Scan the records below. List lines holding "title".

Data entries
(begin)
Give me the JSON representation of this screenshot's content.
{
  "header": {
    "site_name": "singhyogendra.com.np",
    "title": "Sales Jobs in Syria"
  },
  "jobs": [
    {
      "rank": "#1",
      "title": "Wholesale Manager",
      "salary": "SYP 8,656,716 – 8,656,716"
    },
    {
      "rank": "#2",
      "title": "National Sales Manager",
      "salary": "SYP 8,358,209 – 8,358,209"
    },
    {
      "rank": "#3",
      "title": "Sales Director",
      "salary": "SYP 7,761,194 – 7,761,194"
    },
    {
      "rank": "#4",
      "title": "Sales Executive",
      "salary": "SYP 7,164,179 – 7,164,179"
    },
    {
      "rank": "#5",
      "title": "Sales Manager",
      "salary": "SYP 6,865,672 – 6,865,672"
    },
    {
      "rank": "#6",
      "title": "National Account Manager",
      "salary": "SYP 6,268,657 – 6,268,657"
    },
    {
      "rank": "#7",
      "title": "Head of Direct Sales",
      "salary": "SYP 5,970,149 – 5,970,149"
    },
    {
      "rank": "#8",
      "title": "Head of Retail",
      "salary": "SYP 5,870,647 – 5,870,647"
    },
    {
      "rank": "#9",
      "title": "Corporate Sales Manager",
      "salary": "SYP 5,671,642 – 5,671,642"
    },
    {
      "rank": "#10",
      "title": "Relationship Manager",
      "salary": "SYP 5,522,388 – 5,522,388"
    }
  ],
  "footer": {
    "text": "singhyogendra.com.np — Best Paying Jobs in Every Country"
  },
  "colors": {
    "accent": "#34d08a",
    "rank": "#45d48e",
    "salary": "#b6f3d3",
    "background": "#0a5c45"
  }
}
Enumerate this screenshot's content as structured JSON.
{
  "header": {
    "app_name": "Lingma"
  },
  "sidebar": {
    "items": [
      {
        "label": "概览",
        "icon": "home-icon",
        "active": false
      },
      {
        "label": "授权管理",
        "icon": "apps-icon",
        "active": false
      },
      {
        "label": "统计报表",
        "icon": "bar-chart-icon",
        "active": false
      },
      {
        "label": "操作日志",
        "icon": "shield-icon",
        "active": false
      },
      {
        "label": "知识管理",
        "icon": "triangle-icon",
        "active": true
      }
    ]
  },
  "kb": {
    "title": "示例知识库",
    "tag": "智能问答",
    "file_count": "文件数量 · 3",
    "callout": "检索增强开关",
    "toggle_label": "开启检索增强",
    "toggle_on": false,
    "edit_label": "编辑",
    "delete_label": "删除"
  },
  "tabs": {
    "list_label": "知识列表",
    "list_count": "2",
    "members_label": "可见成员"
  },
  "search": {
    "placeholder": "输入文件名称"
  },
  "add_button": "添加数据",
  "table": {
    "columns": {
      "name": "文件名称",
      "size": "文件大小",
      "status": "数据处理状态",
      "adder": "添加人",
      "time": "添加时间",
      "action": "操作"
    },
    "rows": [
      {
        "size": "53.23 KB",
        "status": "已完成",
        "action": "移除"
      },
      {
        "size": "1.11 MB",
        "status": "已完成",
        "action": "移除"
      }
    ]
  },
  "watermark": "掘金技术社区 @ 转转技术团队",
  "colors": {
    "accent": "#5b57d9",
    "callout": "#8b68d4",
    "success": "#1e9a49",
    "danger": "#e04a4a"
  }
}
(end)
- [COMPLETE RESPONSE]
    "title": "Sales Jobs in Syria"
      "title": "Wholesale Manager",
      "title": "National Sales Manager",
      "title": "Sales Director",
      "title": "Sales Executive",
      "title": "Sales Manager",
      "title": "National Account Manager",
      "title": "Head of Direct Sales",
      "title": "Head of Retail",
      "title": "Corporate Sales Manager",
      "title": "Relationship Manager",
    "title": "示例知识库",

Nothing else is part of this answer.